■ Page ■
The other approach is that of relying on power management features within the hardware to give you power savings without turning the system off. Your CPUs could be configured to back down to as near “off” as is possible when idle - the disks could stop spinning. Advanced servers can even power down DIMMs that are not in use.

If you are going to need to be able to bring the VMs on that server up in less than the five minutes or so it takes a server to boot and resume its VMs, then this is the only way to eke out power savings. No modern business ever truly shuts down. Even after all the staff have gone home, there are some computer systems active. Routers, email and web servers, some desktops or VDI instances left running because certain staff remote in from home at odd hours. We even leave dedicated systems up to monitor the activity of all the other systems and report problems. These systems left active all day are certainly among those that would be considered “critical”. Outages of more than a few minutes result in a red-faced pointy-haired boss pacing the IT offices demanding answers.

■ Spatial annotation lines ■
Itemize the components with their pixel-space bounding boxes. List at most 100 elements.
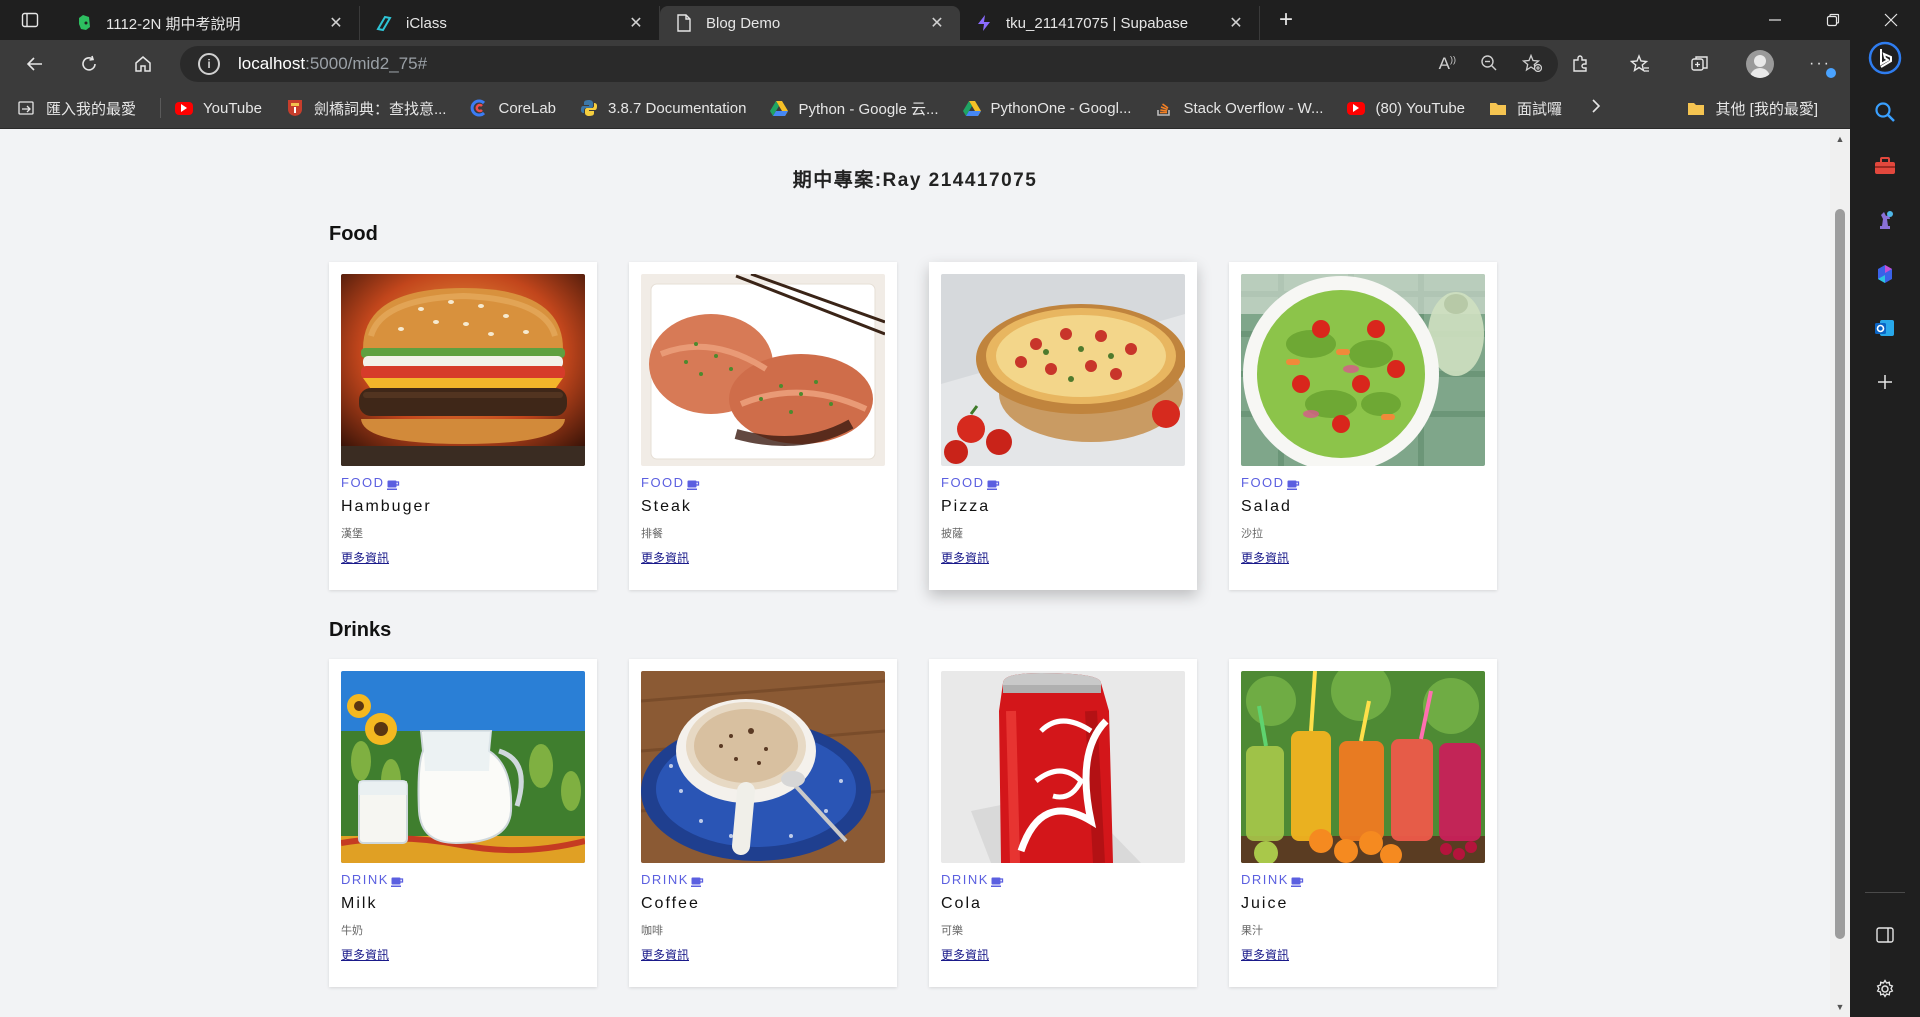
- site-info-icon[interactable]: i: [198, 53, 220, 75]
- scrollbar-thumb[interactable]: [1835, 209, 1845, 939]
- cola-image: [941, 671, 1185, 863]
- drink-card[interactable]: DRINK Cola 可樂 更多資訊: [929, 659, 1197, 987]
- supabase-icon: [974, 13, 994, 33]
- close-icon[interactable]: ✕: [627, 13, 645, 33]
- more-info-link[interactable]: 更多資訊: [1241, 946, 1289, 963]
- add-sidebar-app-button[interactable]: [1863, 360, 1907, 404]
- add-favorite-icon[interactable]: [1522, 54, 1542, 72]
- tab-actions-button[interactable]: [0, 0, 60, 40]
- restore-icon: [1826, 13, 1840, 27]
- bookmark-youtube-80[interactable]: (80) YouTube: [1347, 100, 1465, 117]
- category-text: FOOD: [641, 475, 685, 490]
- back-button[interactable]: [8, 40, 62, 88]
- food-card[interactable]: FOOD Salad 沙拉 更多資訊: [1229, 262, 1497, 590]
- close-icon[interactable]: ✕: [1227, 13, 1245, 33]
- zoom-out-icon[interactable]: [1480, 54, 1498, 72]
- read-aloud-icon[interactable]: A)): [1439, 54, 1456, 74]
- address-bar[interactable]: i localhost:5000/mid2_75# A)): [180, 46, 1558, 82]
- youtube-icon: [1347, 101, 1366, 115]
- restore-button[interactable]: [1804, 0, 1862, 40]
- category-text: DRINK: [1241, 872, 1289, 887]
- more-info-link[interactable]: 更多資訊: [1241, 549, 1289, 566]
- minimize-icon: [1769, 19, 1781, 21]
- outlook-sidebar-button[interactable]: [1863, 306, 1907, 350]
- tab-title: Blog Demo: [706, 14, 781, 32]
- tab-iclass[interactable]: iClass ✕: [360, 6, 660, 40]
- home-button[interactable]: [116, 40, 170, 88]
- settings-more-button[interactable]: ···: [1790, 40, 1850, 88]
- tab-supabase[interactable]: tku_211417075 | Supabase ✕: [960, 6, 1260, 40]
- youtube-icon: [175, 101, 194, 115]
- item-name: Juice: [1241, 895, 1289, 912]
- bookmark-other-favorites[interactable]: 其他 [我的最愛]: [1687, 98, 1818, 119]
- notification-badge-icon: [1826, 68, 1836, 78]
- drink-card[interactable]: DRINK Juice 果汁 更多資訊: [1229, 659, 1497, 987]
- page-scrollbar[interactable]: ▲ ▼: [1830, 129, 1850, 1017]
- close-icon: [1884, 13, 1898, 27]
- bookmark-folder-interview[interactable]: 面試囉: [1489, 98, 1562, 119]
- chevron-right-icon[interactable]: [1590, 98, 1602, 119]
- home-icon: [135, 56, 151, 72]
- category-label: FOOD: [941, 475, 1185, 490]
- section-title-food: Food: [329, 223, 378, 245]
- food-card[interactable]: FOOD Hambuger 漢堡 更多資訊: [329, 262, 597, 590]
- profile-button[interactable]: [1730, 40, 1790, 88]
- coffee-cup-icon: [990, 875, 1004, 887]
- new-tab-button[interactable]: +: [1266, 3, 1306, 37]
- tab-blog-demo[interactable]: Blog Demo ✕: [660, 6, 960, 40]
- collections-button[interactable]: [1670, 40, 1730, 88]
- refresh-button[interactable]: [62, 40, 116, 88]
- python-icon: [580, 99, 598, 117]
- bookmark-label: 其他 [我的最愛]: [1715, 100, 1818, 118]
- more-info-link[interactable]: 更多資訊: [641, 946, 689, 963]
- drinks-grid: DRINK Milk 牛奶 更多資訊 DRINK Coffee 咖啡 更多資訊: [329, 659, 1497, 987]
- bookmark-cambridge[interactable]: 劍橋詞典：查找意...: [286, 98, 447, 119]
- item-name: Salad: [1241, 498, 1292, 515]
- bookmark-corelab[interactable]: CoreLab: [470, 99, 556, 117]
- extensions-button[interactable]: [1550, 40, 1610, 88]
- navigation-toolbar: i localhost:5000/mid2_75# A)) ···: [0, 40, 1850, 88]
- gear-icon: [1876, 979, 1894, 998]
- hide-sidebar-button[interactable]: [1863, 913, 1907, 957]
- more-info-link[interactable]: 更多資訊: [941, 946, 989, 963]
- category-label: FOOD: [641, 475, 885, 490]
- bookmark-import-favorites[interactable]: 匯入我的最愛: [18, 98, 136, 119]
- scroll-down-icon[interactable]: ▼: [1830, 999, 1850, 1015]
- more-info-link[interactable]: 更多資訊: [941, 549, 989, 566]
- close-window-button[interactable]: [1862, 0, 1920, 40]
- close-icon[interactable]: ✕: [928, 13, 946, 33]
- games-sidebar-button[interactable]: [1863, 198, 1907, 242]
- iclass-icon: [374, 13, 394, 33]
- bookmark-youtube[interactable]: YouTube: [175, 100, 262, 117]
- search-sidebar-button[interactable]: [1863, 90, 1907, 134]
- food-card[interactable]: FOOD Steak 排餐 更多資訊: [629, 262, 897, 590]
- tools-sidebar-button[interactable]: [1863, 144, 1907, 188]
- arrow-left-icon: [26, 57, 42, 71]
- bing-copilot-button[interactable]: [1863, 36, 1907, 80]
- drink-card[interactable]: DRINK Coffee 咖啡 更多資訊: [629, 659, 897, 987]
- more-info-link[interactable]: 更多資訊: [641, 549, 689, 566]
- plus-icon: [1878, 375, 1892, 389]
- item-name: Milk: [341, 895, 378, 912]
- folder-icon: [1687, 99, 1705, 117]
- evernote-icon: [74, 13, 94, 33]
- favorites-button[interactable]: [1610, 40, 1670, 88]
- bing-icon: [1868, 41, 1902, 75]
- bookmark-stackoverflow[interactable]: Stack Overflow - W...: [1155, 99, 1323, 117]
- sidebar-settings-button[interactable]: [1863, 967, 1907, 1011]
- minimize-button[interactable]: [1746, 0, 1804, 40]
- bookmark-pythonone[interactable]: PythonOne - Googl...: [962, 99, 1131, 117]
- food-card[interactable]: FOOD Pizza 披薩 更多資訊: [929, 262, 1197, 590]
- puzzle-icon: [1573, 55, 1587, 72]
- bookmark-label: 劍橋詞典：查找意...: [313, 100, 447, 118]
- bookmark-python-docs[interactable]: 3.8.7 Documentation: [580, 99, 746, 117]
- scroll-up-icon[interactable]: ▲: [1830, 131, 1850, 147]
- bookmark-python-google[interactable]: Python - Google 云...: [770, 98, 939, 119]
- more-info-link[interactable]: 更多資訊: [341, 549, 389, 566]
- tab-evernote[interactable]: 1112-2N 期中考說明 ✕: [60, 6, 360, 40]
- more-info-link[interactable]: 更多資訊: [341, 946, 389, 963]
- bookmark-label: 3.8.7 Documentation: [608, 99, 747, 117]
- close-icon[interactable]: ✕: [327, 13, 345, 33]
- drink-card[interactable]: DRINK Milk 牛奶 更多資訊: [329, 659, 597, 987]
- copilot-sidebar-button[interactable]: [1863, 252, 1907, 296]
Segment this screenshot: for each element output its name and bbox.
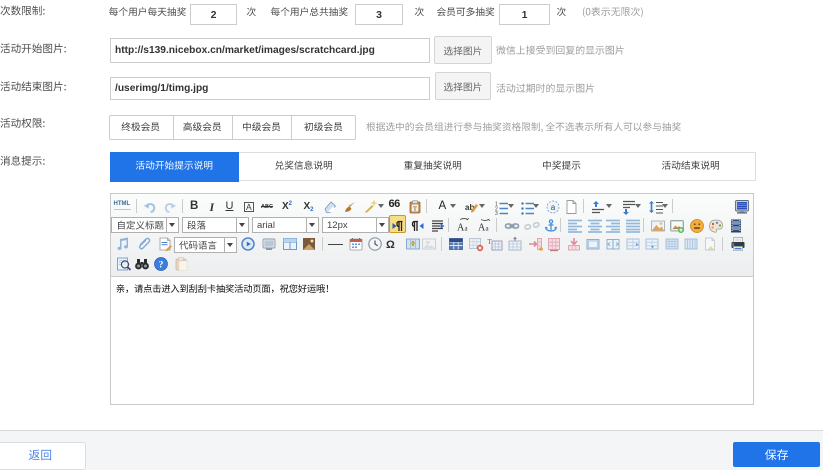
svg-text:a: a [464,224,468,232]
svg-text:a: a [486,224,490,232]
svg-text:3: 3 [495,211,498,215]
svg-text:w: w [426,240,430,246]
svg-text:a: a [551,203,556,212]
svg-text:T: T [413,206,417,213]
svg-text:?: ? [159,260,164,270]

■ Things to do ■
1. Answer these questions from the passage on server power savings.
(a) What can advanced servers power down when it is not in use?
(b) About how long does the passage say it takes a server to boot and resume its VMs?
(c) What do outages of more than a few minutes result in?
2. Continue the passage on server power savings after its final sentence.
These lines have no connection to the passage on server power savings.

■ Expected answers ■
1.
(a) DIMMs that are not in use.
(b) Five minutes or so.
(c) A red-faced pointy-haired boss pacing the IT offices demanding answers.

2.
While there may be other systems which are “critical” to have operational during the day, these 24/7 workloads are special. In an ideal world, one where the resiliency of computer hardware didn’t suck, you would consolidate all your 24/7 workloads onto a single spiffy virtual server, and shut everything else down when it wasn’t needed. In the real world though, this is “too many eggs in one basket”, and generally a terrible idea.

So let’s say that you manage to spread these 24/7 services out across a couple different physical servers, thus at least partly mitigating the risks. You’ve figured out what can be shut down at night, and done this. You still need to keep an eye on the physical servers running those 24/7 VMs, and be alerted when they fail. You then need to move the workloads over to backup servers (or spin up some of the sleeping ones) so you can restart the dropped VMs. This is where, unless your sysadmins are manning the servers 24/7, we start getting into absolutely requiring management software. If you want to virtualise your 24/7 critical workloads, then you absolutely require good management software that is capable of treating all virtual servers available to it as a gigantic cluster.

You need a good SAN, so that you can move workloads from one virtual server to the other in real time, and you need to spend the time to get to know your flavour of virtual server management software in depth. You should be able to tell your management software which are your absolutely critical VMs by assigning resource priorities. You can configure it to spin up critical VMs as soon as they fail, and even to power down unused nodes. None of these tools remove the need to do proper resource modelling on your VMs; nor to properly configure suspend and resume times in order to conserve power.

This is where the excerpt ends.